-- Begin --
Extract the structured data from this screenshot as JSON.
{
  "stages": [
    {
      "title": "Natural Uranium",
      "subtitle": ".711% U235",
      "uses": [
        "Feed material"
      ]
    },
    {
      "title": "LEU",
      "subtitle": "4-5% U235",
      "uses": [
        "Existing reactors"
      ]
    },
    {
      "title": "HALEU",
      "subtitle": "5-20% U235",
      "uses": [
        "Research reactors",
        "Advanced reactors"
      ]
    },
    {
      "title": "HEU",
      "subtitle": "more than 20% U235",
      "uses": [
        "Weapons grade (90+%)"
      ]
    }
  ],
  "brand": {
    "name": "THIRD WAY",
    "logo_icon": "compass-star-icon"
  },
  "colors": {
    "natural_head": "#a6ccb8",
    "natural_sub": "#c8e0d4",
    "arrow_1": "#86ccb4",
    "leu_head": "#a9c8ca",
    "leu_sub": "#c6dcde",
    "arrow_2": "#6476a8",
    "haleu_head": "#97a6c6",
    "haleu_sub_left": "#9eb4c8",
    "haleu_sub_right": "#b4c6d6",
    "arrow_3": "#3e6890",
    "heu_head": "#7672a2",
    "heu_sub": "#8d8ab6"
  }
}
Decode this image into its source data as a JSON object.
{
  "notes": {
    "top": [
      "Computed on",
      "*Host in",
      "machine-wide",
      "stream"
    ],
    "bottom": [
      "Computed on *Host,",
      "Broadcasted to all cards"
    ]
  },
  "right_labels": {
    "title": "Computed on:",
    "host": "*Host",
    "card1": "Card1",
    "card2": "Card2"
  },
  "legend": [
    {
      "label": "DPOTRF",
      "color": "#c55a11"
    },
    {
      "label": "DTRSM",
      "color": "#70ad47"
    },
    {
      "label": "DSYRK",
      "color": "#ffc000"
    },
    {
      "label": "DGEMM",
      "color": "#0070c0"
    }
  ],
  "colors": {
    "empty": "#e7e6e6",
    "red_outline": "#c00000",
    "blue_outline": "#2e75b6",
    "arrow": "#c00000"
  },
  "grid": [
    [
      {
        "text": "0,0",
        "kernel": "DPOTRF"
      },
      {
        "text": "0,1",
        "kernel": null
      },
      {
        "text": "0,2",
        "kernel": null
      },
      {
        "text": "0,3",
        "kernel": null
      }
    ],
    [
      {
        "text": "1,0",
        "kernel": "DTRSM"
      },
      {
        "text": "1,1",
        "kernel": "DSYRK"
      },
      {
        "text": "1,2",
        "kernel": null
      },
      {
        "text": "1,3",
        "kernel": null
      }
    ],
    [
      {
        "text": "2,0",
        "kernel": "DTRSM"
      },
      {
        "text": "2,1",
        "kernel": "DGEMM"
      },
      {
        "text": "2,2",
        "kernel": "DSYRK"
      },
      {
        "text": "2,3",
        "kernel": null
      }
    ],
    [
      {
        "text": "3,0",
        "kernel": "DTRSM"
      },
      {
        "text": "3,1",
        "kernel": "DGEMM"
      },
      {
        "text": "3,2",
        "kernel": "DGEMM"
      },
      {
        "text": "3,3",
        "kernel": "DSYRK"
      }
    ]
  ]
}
-- End --
Print out all the entries precisely as written.

Extract the structured data from this screenshot as JSON.
{
  "stages": [
    {
      "title": "Natural Uranium",
      "subtitle": ".711% U235",
      "uses": [
        "Feed material"
      ]
    },
    {
      "title": "LEU",
      "subtitle": "4-5% U235",
      "uses": [
        "Existing reactors"
      ]
    },
    {
      "title": "HALEU",
      "subtitle": "5-20% U235",
      "uses": [
        "Research reactors",
        "Advanced reactors"
      ]
    },
    {
      "title": "HEU",
      "subtitle": "more than 20% U235",
      "uses": [
        "Weapons grade (90+%)"
      ]
    }
  ],
  "brand": {
    "name": "THIRD WAY",
    "logo_icon": "compass-star-icon"
  },
  "colors": {
    "natural_head": "#a6ccb8",
    "natural_sub": "#c8e0d4",
    "arrow_1": "#86ccb4",
    "leu_head": "#a9c8ca",
    "leu_sub": "#c6dcde",
    "arrow_2": "#6476a8",
    "haleu_head": "#97a6c6",
    "haleu_sub_left": "#9eb4c8",
    "haleu_sub_right": "#b4c6d6",
    "arrow_3": "#3e6890",
    "heu_head": "#7672a2",
    "heu_sub": "#8d8ab6"
  }
}
Decode this image into its source data as a JSON object.
{
  "notes": {
    "top": [
      "Computed on",
      "*Host in",
      "machine-wide",
      "stream"
    ],
    "bottom": [
      "Computed on *Host,",
      "Broadcasted to all cards"
    ]
  },
  "right_labels": {
    "title": "Computed on:",
    "host": "*Host",
    "card1": "Card1",
    "card2": "Card2"
  },
  "legend": [
    {
      "label": "DPOTRF",
      "color": "#c55a11"
    },
    {
      "label": "DTRSM",
      "color": "#70ad47"
    },
    {
      "label": "DSYRK",
      "color": "#ffc000"
    },
    {
      "label": "DGEMM",
      "color": "#0070c0"
    }
  ],
  "colors": {
    "empty": "#e7e6e6",
    "red_outline": "#c00000",
    "blue_outline": "#2e75b6",
    "arrow": "#c00000"
  },
  "grid": [
    [
      {
        "text": "0,0",
        "kernel": "DPOTRF"
      },
      {
        "text": "0,1",
        "kernel": null
      },
      {
        "text": "0,2",
        "kernel": null
      },
      {
        "text": "0,3",
        "kernel": null
      }
    ],
    [
      {
        "text": "1,0",
        "kernel": "DTRSM"
      },
      {
        "text": "1,1",
        "kernel": "DSYRK"
      },
      {
        "text": "1,2",
        "kernel": null
      },
      {
        "text": "1,3",
        "kernel": null
      }
    ],
    [
      {
        "text": "2,0",
        "kernel": "DTRSM"
      },
      {
        "text": "2,1",
        "kernel": "DGEMM"
      },
      {
        "text": "2,2",
        "kernel": "DSYRK"
      },
      {
        "text": "2,3",
        "kernel": null
      }
    ],
    [
      {
        "text": "3,0",
        "kernel": "DTRSM"
      },
      {
        "text": "3,1",
        "kernel": "DGEMM"
      },
      {
        "text": "3,2",
        "kernel": "DGEMM"
      },
      {
        "text": "3,3",
        "kernel": "DSYRK"
      }
    ]
  ]
}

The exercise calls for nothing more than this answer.